------ Excerpted records

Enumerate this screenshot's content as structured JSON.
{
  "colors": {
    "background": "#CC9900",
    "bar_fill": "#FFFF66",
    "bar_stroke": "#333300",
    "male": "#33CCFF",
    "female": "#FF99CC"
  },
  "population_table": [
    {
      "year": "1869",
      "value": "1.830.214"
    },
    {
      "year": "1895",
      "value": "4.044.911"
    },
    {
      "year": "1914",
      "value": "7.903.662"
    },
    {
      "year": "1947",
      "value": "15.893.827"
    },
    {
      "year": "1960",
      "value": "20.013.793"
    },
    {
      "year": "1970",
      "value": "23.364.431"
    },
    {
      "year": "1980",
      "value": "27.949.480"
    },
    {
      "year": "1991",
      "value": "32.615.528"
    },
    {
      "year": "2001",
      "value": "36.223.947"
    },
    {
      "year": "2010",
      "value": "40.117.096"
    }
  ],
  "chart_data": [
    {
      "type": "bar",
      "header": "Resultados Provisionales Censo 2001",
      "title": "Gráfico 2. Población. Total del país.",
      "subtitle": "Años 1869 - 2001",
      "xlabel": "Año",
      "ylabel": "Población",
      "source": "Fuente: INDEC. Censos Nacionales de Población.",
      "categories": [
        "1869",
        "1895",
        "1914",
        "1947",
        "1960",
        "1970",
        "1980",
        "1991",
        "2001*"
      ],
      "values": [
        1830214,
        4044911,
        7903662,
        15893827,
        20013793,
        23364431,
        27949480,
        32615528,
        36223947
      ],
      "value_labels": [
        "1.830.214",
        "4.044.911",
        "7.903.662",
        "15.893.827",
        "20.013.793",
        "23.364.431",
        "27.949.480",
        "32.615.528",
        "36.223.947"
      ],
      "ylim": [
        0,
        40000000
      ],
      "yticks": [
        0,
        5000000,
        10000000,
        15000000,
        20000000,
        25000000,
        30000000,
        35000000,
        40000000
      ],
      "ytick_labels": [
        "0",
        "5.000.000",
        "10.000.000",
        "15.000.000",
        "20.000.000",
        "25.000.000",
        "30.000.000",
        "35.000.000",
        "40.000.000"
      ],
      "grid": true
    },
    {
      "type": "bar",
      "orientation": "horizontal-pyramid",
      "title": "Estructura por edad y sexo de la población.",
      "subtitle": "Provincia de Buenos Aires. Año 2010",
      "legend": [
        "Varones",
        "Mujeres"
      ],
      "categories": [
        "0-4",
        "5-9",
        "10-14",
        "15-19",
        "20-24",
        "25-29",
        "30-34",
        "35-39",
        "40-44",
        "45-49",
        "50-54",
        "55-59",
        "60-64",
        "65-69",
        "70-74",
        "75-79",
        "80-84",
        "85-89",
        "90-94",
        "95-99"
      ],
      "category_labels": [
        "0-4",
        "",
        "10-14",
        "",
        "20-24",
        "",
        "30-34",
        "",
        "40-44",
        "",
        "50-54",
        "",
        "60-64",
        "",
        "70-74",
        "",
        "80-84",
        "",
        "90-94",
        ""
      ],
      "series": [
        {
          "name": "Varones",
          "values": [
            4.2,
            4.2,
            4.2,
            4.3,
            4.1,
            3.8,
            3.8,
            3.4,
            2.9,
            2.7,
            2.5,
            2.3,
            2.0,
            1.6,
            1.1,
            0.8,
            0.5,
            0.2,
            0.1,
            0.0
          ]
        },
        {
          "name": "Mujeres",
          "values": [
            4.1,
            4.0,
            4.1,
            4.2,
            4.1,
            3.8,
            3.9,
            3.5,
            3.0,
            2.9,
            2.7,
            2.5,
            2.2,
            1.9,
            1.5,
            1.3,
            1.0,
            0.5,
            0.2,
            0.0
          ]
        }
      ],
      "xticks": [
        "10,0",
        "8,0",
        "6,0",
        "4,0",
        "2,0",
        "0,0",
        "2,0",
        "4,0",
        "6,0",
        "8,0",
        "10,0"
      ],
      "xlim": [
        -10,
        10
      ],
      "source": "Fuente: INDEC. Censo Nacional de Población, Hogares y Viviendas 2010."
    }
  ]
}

------------

Repeat all of the entries exactly.

Enumerate this screenshot's content as structured JSON.
{
  "colors": {
    "background": "#CC9900",
    "bar_fill": "#FFFF66",
    "bar_stroke": "#333300",
    "male": "#33CCFF",
    "female": "#FF99CC"
  },
  "population_table": [
    {
      "year": "1869",
      "value": "1.830.214"
    },
    {
      "year": "1895",
      "value": "4.044.911"
    },
    {
      "year": "1914",
      "value": "7.903.662"
    },
    {
      "year": "1947",
      "value": "15.893.827"
    },
    {
      "year": "1960",
      "value": "20.013.793"
    },
    {
      "year": "1970",
      "value": "23.364.431"
    },
    {
      "year": "1980",
      "value": "27.949.480"
    },
    {
      "year": "1991",
      "value": "32.615.528"
    },
    {
      "year": "2001",
      "value": "36.223.947"
    },
    {
      "year": "2010",
      "value": "40.117.096"
    }
  ],
  "chart_data": [
    {
      "type": "bar",
      "header": "Resultados Provisionales Censo 2001",
      "title": "Gráfico 2. Población. Total del país.",
      "subtitle": "Años 1869 - 2001",
      "xlabel": "Año",
      "ylabel": "Población",
      "source": "Fuente: INDEC. Censos Nacionales de Población.",
      "categories": [
        "1869",
        "1895",
        "1914",
        "1947",
        "1960",
        "1970",
        "1980",
        "1991",
        "2001*"
      ],
      "values": [
        1830214,
        4044911,
        7903662,
        15893827,
        20013793,
        23364431,
        27949480,
        32615528,
        36223947
      ],
      "value_labels": [
        "1.830.214",
        "4.044.911",
        "7.903.662",
        "15.893.827",
        "20.013.793",
        "23.364.431",
        "27.949.480",
        "32.615.528",
        "36.223.947"
      ],
      "ylim": [
        0,
        40000000
      ],
      "yticks": [
        0,
        5000000,
        10000000,
        15000000,
        20000000,
        25000000,
        30000000,
        35000000,
        40000000
      ],
      "ytick_labels": [
        "0",
        "5.000.000",
        "10.000.000",
        "15.000.000",
        "20.000.000",
        "25.000.000",
        "30.000.000",
        "35.000.000",
        "40.000.000"
      ],
      "grid": true
    },
    {
      "type": "bar",
      "orientation": "horizontal-pyramid",
      "title": "Estructura por edad y sexo de la población.",
      "subtitle": "Provincia de Buenos Aires. Año 2010",
      "legend": [
        "Varones",
        "Mujeres"
      ],
      "categories": [
        "0-4",
        "5-9",
        "10-14",
        "15-19",
        "20-24",
        "25-29",
        "30-34",
        "35-39",
        "40-44",
        "45-49",
        "50-54",
        "55-59",
        "60-64",
        "65-69",
        "70-74",
        "75-79",
        "80-84",
        "85-89",
        "90-94",
        "95-99"
      ],
      "category_labels": [
        "0-4",
        "",
        "10-14",
        "",
        "20-24",
        "",
        "30-34",
        "",
        "40-44",
        "",
        "50-54",
        "",
        "60-64",
        "",
        "70-74",
        "",
        "80-84",
        "",
        "90-94",
        ""
      ],
      "series": [
        {
          "name": "Varones",
          "values": [
            4.2,
            4.2,
            4.2,
            4.3,
            4.1,
            3.8,
            3.8,
            3.4,
            2.9,
            2.7,
            2.5,
            2.3,
            2.0,
            1.6,
            1.1,
            0.8,
            0.5,
            0.2,
            0.1,
            0.0
          ]
        },
        {
          "name": "Mujeres",
          "values": [
            4.1,
            4.0,
            4.1,
            4.2,
            4.1,
            3.8,
            3.9,
            3.5,
            3.0,
            2.9,
            2.7,
            2.5,
            2.2,
            1.9,
            1.5,
            1.3,
            1.0,
            0.5,
            0.2,
            0.0
          ]
        }
      ],
      "xticks": [
        "10,0",
        "8,0",
        "6,0",
        "4,0",
        "2,0",
        "0,0",
        "2,0",
        "4,0",
        "6,0",
        "8,0",
        "10,0"
      ],
      "xlim": [
        -10,
        10
      ],
      "source": "Fuente: INDEC. Censo Nacional de Población, Hogares y Viviendas 2010."
    }
  ]
}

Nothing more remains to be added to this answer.